• _Requirement_
Go through the material and write it all out exactly, minus the pictures.

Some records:
☆ ☆ ☆ ☆ ☆

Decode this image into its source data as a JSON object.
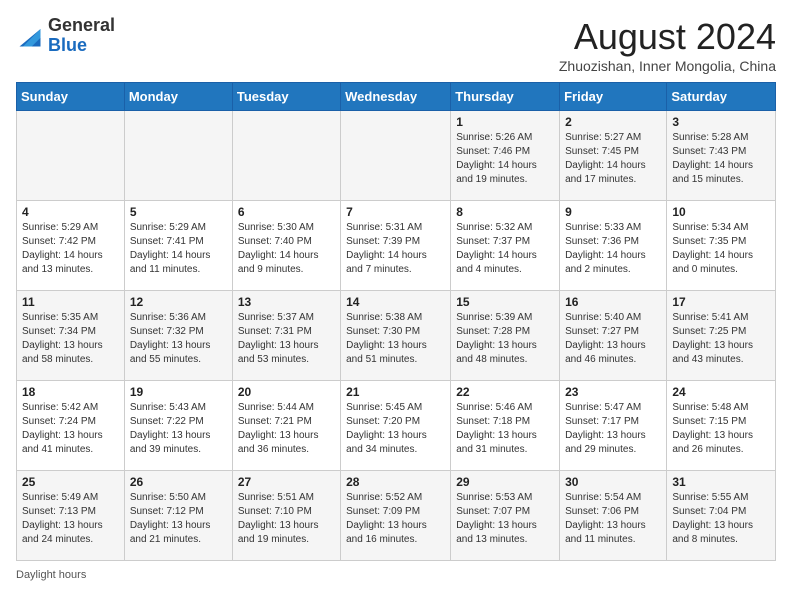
{
  "header": {
    "logo_general": "General",
    "logo_blue": "Blue",
    "month_title": "August 2024",
    "location": "Zhuozishan, Inner Mongolia, China"
  },
  "days_of_week": [
    "Sunday",
    "Monday",
    "Tuesday",
    "Wednesday",
    "Thursday",
    "Friday",
    "Saturday"
  ],
  "weeks": [
    [
      {
        "day": "",
        "info": ""
      },
      {
        "day": "",
        "info": ""
      },
      {
        "day": "",
        "info": ""
      },
      {
        "day": "",
        "info": ""
      },
      {
        "day": "1",
        "info": "Sunrise: 5:26 AM\nSunset: 7:46 PM\nDaylight: 14 hours\nand 19 minutes."
      },
      {
        "day": "2",
        "info": "Sunrise: 5:27 AM\nSunset: 7:45 PM\nDaylight: 14 hours\nand 17 minutes."
      },
      {
        "day": "3",
        "info": "Sunrise: 5:28 AM\nSunset: 7:43 PM\nDaylight: 14 hours\nand 15 minutes."
      }
    ],
    [
      {
        "day": "4",
        "info": "Sunrise: 5:29 AM\nSunset: 7:42 PM\nDaylight: 14 hours\nand 13 minutes."
      },
      {
        "day": "5",
        "info": "Sunrise: 5:29 AM\nSunset: 7:41 PM\nDaylight: 14 hours\nand 11 minutes."
      },
      {
        "day": "6",
        "info": "Sunrise: 5:30 AM\nSunset: 7:40 PM\nDaylight: 14 hours\nand 9 minutes."
      },
      {
        "day": "7",
        "info": "Sunrise: 5:31 AM\nSunset: 7:39 PM\nDaylight: 14 hours\nand 7 minutes."
      },
      {
        "day": "8",
        "info": "Sunrise: 5:32 AM\nSunset: 7:37 PM\nDaylight: 14 hours\nand 4 minutes."
      },
      {
        "day": "9",
        "info": "Sunrise: 5:33 AM\nSunset: 7:36 PM\nDaylight: 14 hours\nand 2 minutes."
      },
      {
        "day": "10",
        "info": "Sunrise: 5:34 AM\nSunset: 7:35 PM\nDaylight: 14 hours\nand 0 minutes."
      }
    ],
    [
      {
        "day": "11",
        "info": "Sunrise: 5:35 AM\nSunset: 7:34 PM\nDaylight: 13 hours\nand 58 minutes."
      },
      {
        "day": "12",
        "info": "Sunrise: 5:36 AM\nSunset: 7:32 PM\nDaylight: 13 hours\nand 55 minutes."
      },
      {
        "day": "13",
        "info": "Sunrise: 5:37 AM\nSunset: 7:31 PM\nDaylight: 13 hours\nand 53 minutes."
      },
      {
        "day": "14",
        "info": "Sunrise: 5:38 AM\nSunset: 7:30 PM\nDaylight: 13 hours\nand 51 minutes."
      },
      {
        "day": "15",
        "info": "Sunrise: 5:39 AM\nSunset: 7:28 PM\nDaylight: 13 hours\nand 48 minutes."
      },
      {
        "day": "16",
        "info": "Sunrise: 5:40 AM\nSunset: 7:27 PM\nDaylight: 13 hours\nand 46 minutes."
      },
      {
        "day": "17",
        "info": "Sunrise: 5:41 AM\nSunset: 7:25 PM\nDaylight: 13 hours\nand 43 minutes."
      }
    ],
    [
      {
        "day": "18",
        "info": "Sunrise: 5:42 AM\nSunset: 7:24 PM\nDaylight: 13 hours\nand 41 minutes."
      },
      {
        "day": "19",
        "info": "Sunrise: 5:43 AM\nSunset: 7:22 PM\nDaylight: 13 hours\nand 39 minutes."
      },
      {
        "day": "20",
        "info": "Sunrise: 5:44 AM\nSunset: 7:21 PM\nDaylight: 13 hours\nand 36 minutes."
      },
      {
        "day": "21",
        "info": "Sunrise: 5:45 AM\nSunset: 7:20 PM\nDaylight: 13 hours\nand 34 minutes."
      },
      {
        "day": "22",
        "info": "Sunrise: 5:46 AM\nSunset: 7:18 PM\nDaylight: 13 hours\nand 31 minutes."
      },
      {
        "day": "23",
        "info": "Sunrise: 5:47 AM\nSunset: 7:17 PM\nDaylight: 13 hours\nand 29 minutes."
      },
      {
        "day": "24",
        "info": "Sunrise: 5:48 AM\nSunset: 7:15 PM\nDaylight: 13 hours\nand 26 minutes."
      }
    ],
    [
      {
        "day": "25",
        "info": "Sunrise: 5:49 AM\nSunset: 7:13 PM\nDaylight: 13 hours\nand 24 minutes."
      },
      {
        "day": "26",
        "info": "Sunrise: 5:50 AM\nSunset: 7:12 PM\nDaylight: 13 hours\nand 21 minutes."
      },
      {
        "day": "27",
        "info": "Sunrise: 5:51 AM\nSunset: 7:10 PM\nDaylight: 13 hours\nand 19 minutes."
      },
      {
        "day": "28",
        "info": "Sunrise: 5:52 AM\nSunset: 7:09 PM\nDaylight: 13 hours\nand 16 minutes."
      },
      {
        "day": "29",
        "info": "Sunrise: 5:53 AM\nSunset: 7:07 PM\nDaylight: 13 hours\nand 13 minutes."
      },
      {
        "day": "30",
        "info": "Sunrise: 5:54 AM\nSunset: 7:06 PM\nDaylight: 13 hours\nand 11 minutes."
      },
      {
        "day": "31",
        "info": "Sunrise: 5:55 AM\nSunset: 7:04 PM\nDaylight: 13 hours\nand 8 minutes."
      }
    ]
  ],
  "footer": {
    "daylight_label": "Daylight hours"
  }
}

☆ ☆ ☆ ☆ ☆

• _The completed task_
Decode this image into its source data as a JSON object.
{
  "header": {
    "logo_general": "General",
    "logo_blue": "Blue",
    "month_title": "August 2024",
    "location": "Zhuozishan, Inner Mongolia, China"
  },
  "days_of_week": [
    "Sunday",
    "Monday",
    "Tuesday",
    "Wednesday",
    "Thursday",
    "Friday",
    "Saturday"
  ],
  "weeks": [
    [
      {
        "day": "",
        "info": ""
      },
      {
        "day": "",
        "info": ""
      },
      {
        "day": "",
        "info": ""
      },
      {
        "day": "",
        "info": ""
      },
      {
        "day": "1",
        "info": "Sunrise: 5:26 AM\nSunset: 7:46 PM\nDaylight: 14 hours\nand 19 minutes."
      },
      {
        "day": "2",
        "info": "Sunrise: 5:27 AM\nSunset: 7:45 PM\nDaylight: 14 hours\nand 17 minutes."
      },
      {
        "day": "3",
        "info": "Sunrise: 5:28 AM\nSunset: 7:43 PM\nDaylight: 14 hours\nand 15 minutes."
      }
    ],
    [
      {
        "day": "4",
        "info": "Sunrise: 5:29 AM\nSunset: 7:42 PM\nDaylight: 14 hours\nand 13 minutes."
      },
      {
        "day": "5",
        "info": "Sunrise: 5:29 AM\nSunset: 7:41 PM\nDaylight: 14 hours\nand 11 minutes."
      },
      {
        "day": "6",
        "info": "Sunrise: 5:30 AM\nSunset: 7:40 PM\nDaylight: 14 hours\nand 9 minutes."
      },
      {
        "day": "7",
        "info": "Sunrise: 5:31 AM\nSunset: 7:39 PM\nDaylight: 14 hours\nand 7 minutes."
      },
      {
        "day": "8",
        "info": "Sunrise: 5:32 AM\nSunset: 7:37 PM\nDaylight: 14 hours\nand 4 minutes."
      },
      {
        "day": "9",
        "info": "Sunrise: 5:33 AM\nSunset: 7:36 PM\nDaylight: 14 hours\nand 2 minutes."
      },
      {
        "day": "10",
        "info": "Sunrise: 5:34 AM\nSunset: 7:35 PM\nDaylight: 14 hours\nand 0 minutes."
      }
    ],
    [
      {
        "day": "11",
        "info": "Sunrise: 5:35 AM\nSunset: 7:34 PM\nDaylight: 13 hours\nand 58 minutes."
      },
      {
        "day": "12",
        "info": "Sunrise: 5:36 AM\nSunset: 7:32 PM\nDaylight: 13 hours\nand 55 minutes."
      },
      {
        "day": "13",
        "info": "Sunrise: 5:37 AM\nSunset: 7:31 PM\nDaylight: 13 hours\nand 53 minutes."
      },
      {
        "day": "14",
        "info": "Sunrise: 5:38 AM\nSunset: 7:30 PM\nDaylight: 13 hours\nand 51 minutes."
      },
      {
        "day": "15",
        "info": "Sunrise: 5:39 AM\nSunset: 7:28 PM\nDaylight: 13 hours\nand 48 minutes."
      },
      {
        "day": "16",
        "info": "Sunrise: 5:40 AM\nSunset: 7:27 PM\nDaylight: 13 hours\nand 46 minutes."
      },
      {
        "day": "17",
        "info": "Sunrise: 5:41 AM\nSunset: 7:25 PM\nDaylight: 13 hours\nand 43 minutes."
      }
    ],
    [
      {
        "day": "18",
        "info": "Sunrise: 5:42 AM\nSunset: 7:24 PM\nDaylight: 13 hours\nand 41 minutes."
      },
      {
        "day": "19",
        "info": "Sunrise: 5:43 AM\nSunset: 7:22 PM\nDaylight: 13 hours\nand 39 minutes."
      },
      {
        "day": "20",
        "info": "Sunrise: 5:44 AM\nSunset: 7:21 PM\nDaylight: 13 hours\nand 36 minutes."
      },
      {
        "day": "21",
        "info": "Sunrise: 5:45 AM\nSunset: 7:20 PM\nDaylight: 13 hours\nand 34 minutes."
      },
      {
        "day": "22",
        "info": "Sunrise: 5:46 AM\nSunset: 7:18 PM\nDaylight: 13 hours\nand 31 minutes."
      },
      {
        "day": "23",
        "info": "Sunrise: 5:47 AM\nSunset: 7:17 PM\nDaylight: 13 hours\nand 29 minutes."
      },
      {
        "day": "24",
        "info": "Sunrise: 5:48 AM\nSunset: 7:15 PM\nDaylight: 13 hours\nand 26 minutes."
      }
    ],
    [
      {
        "day": "25",
        "info": "Sunrise: 5:49 AM\nSunset: 7:13 PM\nDaylight: 13 hours\nand 24 minutes."
      },
      {
        "day": "26",
        "info": "Sunrise: 5:50 AM\nSunset: 7:12 PM\nDaylight: 13 hours\nand 21 minutes."
      },
      {
        "day": "27",
        "info": "Sunrise: 5:51 AM\nSunset: 7:10 PM\nDaylight: 13 hours\nand 19 minutes."
      },
      {
        "day": "28",
        "info": "Sunrise: 5:52 AM\nSunset: 7:09 PM\nDaylight: 13 hours\nand 16 minutes."
      },
      {
        "day": "29",
        "info": "Sunrise: 5:53 AM\nSunset: 7:07 PM\nDaylight: 13 hours\nand 13 minutes."
      },
      {
        "day": "30",
        "info": "Sunrise: 5:54 AM\nSunset: 7:06 PM\nDaylight: 13 hours\nand 11 minutes."
      },
      {
        "day": "31",
        "info": "Sunrise: 5:55 AM\nSunset: 7:04 PM\nDaylight: 13 hours\nand 8 minutes."
      }
    ]
  ],
  "footer": {
    "daylight_label": "Daylight hours"
  }
}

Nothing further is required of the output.